— start Listing —

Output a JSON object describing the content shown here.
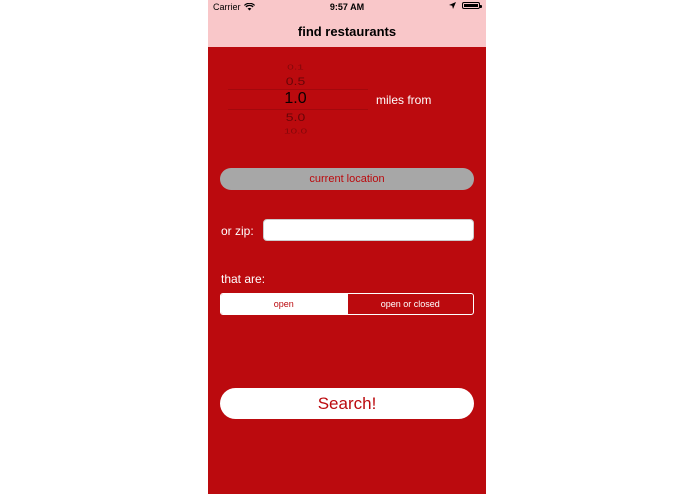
{
  "status_bar": {
    "carrier": "Carrier",
    "time": "9:57 AM",
    "icons": [
      "wifi-icon",
      "location-arrow-icon",
      "battery-icon"
    ]
  },
  "nav": {
    "title": "find restaurants"
  },
  "distance_picker": {
    "options": [
      "0.1",
      "0.5",
      "1.0",
      "5.0",
      "10.0"
    ],
    "selected": "1.0",
    "suffix_label": "miles from"
  },
  "location": {
    "current_location_label": "current location"
  },
  "zip": {
    "label": "or zip:",
    "value": "",
    "placeholder": ""
  },
  "filter": {
    "label": "that are:",
    "segments": [
      "open",
      "open or closed"
    ],
    "selected": "open"
  },
  "search": {
    "label": "Search!"
  },
  "colors": {
    "background": "#bb0a0e",
    "header": "#f9c7c9",
    "button_gray": "#a7a7a7",
    "white": "#ffffff"
  }
}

— end Listing —

# [Directions for this task]
Would you mind returning each entry above word for word, skipping the images?

# [Output]
Output a JSON object describing the content shown here.
{
  "status_bar": {
    "carrier": "Carrier",
    "time": "9:57 AM",
    "icons": [
      "wifi-icon",
      "location-arrow-icon",
      "battery-icon"
    ]
  },
  "nav": {
    "title": "find restaurants"
  },
  "distance_picker": {
    "options": [
      "0.1",
      "0.5",
      "1.0",
      "5.0",
      "10.0"
    ],
    "selected": "1.0",
    "suffix_label": "miles from"
  },
  "location": {
    "current_location_label": "current location"
  },
  "zip": {
    "label": "or zip:",
    "value": "",
    "placeholder": ""
  },
  "filter": {
    "label": "that are:",
    "segments": [
      "open",
      "open or closed"
    ],
    "selected": "open"
  },
  "search": {
    "label": "Search!"
  },
  "colors": {
    "background": "#bb0a0e",
    "header": "#f9c7c9",
    "button_gray": "#a7a7a7",
    "white": "#ffffff"
  }
}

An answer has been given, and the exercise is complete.